-- Start STORED ROWS --

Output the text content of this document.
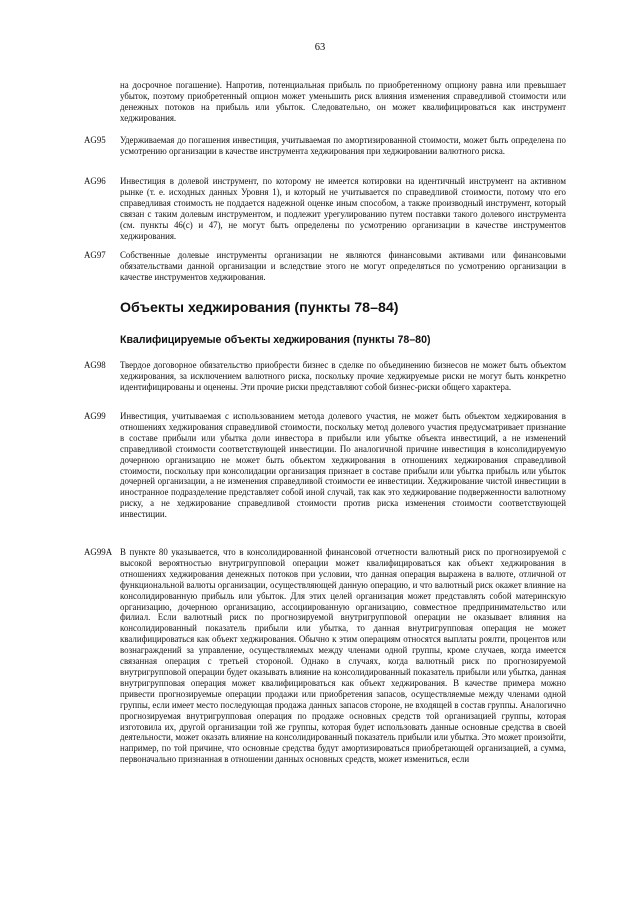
63
на досрочное погашение). Напротив, потенциальная прибыль по приобретенному опциону равна или превышает убыток, поэтому приобретенный опцион может уменьшить риск влияния изменения справедливой стоимости или денежных потоков на прибыль или убыток. Следовательно, он может квалифицироваться как инструмент хеджирования.
AG95 Удерживаемая до погашения инвестиция, учитываемая по амортизированной стоимости, может быть определена по усмотрению организации в качестве инструмента хеджирования при хеджировании валютного риска.
AG96 Инвестиция в долевой инструмент, по которому не имеется котировки на идентичный инструмент на активном рынке (т. е. исходных данных Уровня 1), и который не учитывается по справедливой стоимости, потому что его справедливая стоимость не поддается надежной оценке иным способом, а также производный инструмент, который связан с таким долевым инструментом, и подлежит урегулированию путем поставки такого долевого инструмента (см. пункты 46(с) и 47), не могут быть определены по усмотрению организации в качестве инструментов хеджирования.
AG97 Собственные долевые инструменты организации не являются финансовыми активами или финансовыми обязательствами данной организации и вследствие этого не могут определяться по усмотрению организации в качестве инструментов хеджирования.
Объекты хеджирования (пункты 78–84)
Квалифицируемые объекты хеджирования (пункты 78–80)
AG98 Твердое договорное обязательство приобрести бизнес в сделке по объединению бизнесов не может быть объектом хеджирования, за исключением валютного риска, поскольку прочие хеджируемые риски не могут быть конкретно идентифицированы и оценены. Эти прочие риски представляют собой бизнес-риски общего характера.
AG99 Инвестиция, учитываемая с использованием метода долевого участия, не может быть объектом хеджирования в отношениях хеджирования справедливой стоимости, поскольку метод долевого участия предусматривает признание в составе прибыли или убытка доли инвестора в прибыли или убытке объекта инвестиций, а не изменений справедливой стоимости соответствующей инвестиции. По аналогичной причине инвестиция в консолидируемую дочернюю организацию не может быть объектом хеджирования в отношениях хеджирования справедливой стоимости, поскольку при консолидации организация признает в составе прибыли или убытка прибыль или убыток дочерней организации, а не изменения справедливой стоимости ее инвестиции. Хеджирование чистой инвестиции в иностранное подразделение представляет собой иной случай, так как это хеджирование подверженности валютному риску, а не хеджирование справедливой стоимости против риска изменения стоимости соответствующей инвестиции.
AG99A В пункте 80 указывается, что в консолидированной финансовой отчетности валютный риск по прогнозируемой с высокой вероятностью внутригрупповой операции может квалифицироваться как объект хеджирования в отношениях хеджирования денежных потоков при условии, что данная операция выражена в валюте, отличной от функциональной валюты организации, осуществляющей данную операцию, и что валютный риск окажет влияние на консолидированную прибыль или убыток. Для этих целей организация может представлять собой материнскую организацию, дочернюю организацию, ассоциированную организацию, совместное предпринимательство или филиал. Если валютный риск по прогнозируемой внутригрупповой операции не оказывает влияния на консолидированный показатель прибыли или убытка, то данная внутригрупповая операция не может квалифицироваться как объект хеджирования. Обычно к этим операциям относятся выплаты роялти, процентов или вознаграждений за управление, осуществляемых между членами одной группы, кроме случаев, когда имеется связанная операция с третьей стороной. Однако в случаях, когда валютный риск по прогнозируемой внутригрупповой операции будет оказывать влияние на консолидированный показатель прибыли или убытка, данная внутригрупповая операция может квалифицироваться как объект хеджирования. В качестве примера можно привести прогнозируемые операции продажи или приобретения запасов, осуществляемые между членами одной группы, если имеет место последующая продажа данных запасов стороне, не входящей в состав группы. Аналогично прогнозируемая внутригрупповая операция по продаже основных средств той организацией группы, которая изготовила их, другой организации той же группы, которая будет использовать данные основные средства в своей деятельности, может оказать влияние на консолидированный показатель прибыли или убытка. Это может произойти, например, по той причине, что основные средства будут амортизироваться приобретающей организацией, а сумма, первоначально признанная в отношении данных основных средств, может измениться, если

-- End STORED ROWS --

Retype everything in the material word for word, minus pictures.

*REPLY TO THE EXERCISE*:
Output the text content of this document.
63
на досрочное погашение). Напротив, потенциальная прибыль по приобретенному опциону равна или превышает убыток, поэтому приобретенный опцион может уменьшить риск влияния изменения справедливой стоимости или денежных потоков на прибыль или убыток. Следовательно, он может квалифицироваться как инструмент хеджирования.
AG95 Удерживаемая до погашения инвестиция, учитываемая по амортизированной стоимости, может быть определена по усмотрению организации в качестве инструмента хеджирования при хеджировании валютного риска.
AG96 Инвестиция в долевой инструмент, по которому не имеется котировки на идентичный инструмент на активном рынке (т. е. исходных данных Уровня 1), и который не учитывается по справедливой стоимости, потому что его справедливая стоимость не поддается надежной оценке иным способом, а также производный инструмент, который связан с таким долевым инструментом, и подлежит урегулированию путем поставки такого долевого инструмента (см. пункты 46(с) и 47), не могут быть определены по усмотрению организации в качестве инструментов хеджирования.
AG97 Собственные долевые инструменты организации не являются финансовыми активами или финансовыми обязательствами данной организации и вследствие этого не могут определяться по усмотрению организации в качестве инструментов хеджирования.
Объекты хеджирования (пункты 78–84)
Квалифицируемые объекты хеджирования (пункты 78–80)
AG98 Твердое договорное обязательство приобрести бизнес в сделке по объединению бизнесов не может быть объектом хеджирования, за исключением валютного риска, поскольку прочие хеджируемые риски не могут быть конкретно идентифицированы и оценены. Эти прочие риски представляют собой бизнес-риски общего характера.
AG99 Инвестиция, учитываемая с использованием метода долевого участия, не может быть объектом хеджирования в отношениях хеджирования справедливой стоимости, поскольку метод долевого участия предусматривает признание в составе прибыли или убытка доли инвестора в прибыли или убытке объекта инвестиций, а не изменений справедливой стоимости соответствующей инвестиции. По аналогичной причине инвестиция в консолидируемую дочернюю организацию не может быть объектом хеджирования в отношениях хеджирования справедливой стоимости, поскольку при консолидации организация признает в составе прибыли или убытка прибыль или убыток дочерней организации, а не изменения справедливой стоимости ее инвестиции. Хеджирование чистой инвестиции в иностранное подразделение представляет собой иной случай, так как это хеджирование подверженности валютному риску, а не хеджирование справедливой стоимости против риска изменения стоимости соответствующей инвестиции.
AG99A В пункте 80 указывается, что в консолидированной финансовой отчетности валютный риск по прогнозируемой с высокой вероятностью внутригрупповой операции может квалифицироваться как объект хеджирования в отношениях хеджирования денежных потоков при условии, что данная операция выражена в валюте, отличной от функциональной валюты организации, осуществляющей данную операцию, и что валютный риск окажет влияние на консолидированную прибыль или убыток. Для этих целей организация может представлять собой материнскую организацию, дочернюю организацию, ассоциированную организацию, совместное предпринимательство или филиал. Если валютный риск по прогнозируемой внутригрупповой операции не оказывает влияния на консолидированный показатель прибыли или убытка, то данная внутригрупповая операция не может квалифицироваться как объект хеджирования. Обычно к этим операциям относятся выплаты роялти, процентов или вознаграждений за управление, осуществляемых между членами одной группы, кроме случаев, когда имеется связанная операция с третьей стороной. Однако в случаях, когда валютный риск по прогнозируемой внутригрупповой операции будет оказывать влияние на консолидированный показатель прибыли или убытка, данная внутригрупповая операция может квалифицироваться как объект хеджирования. В качестве примера можно привести прогнозируемые операции продажи или приобретения запасов, осуществляемые между членами одной группы, если имеет место последующая продажа данных запасов стороне, не входящей в состав группы. Аналогично прогнозируемая внутригрупповая операция по продаже основных средств той организацией группы, которая изготовила их, другой организации той же группы, которая будет использовать данные основные средства в своей деятельности, может оказать влияние на консолидированный показатель прибыли или убытка. Это может произойти, например, по той причине, что основные средства будут амортизироваться приобретающей организацией, а сумма, первоначально признанная в отношении данных основных средств, может измениться, если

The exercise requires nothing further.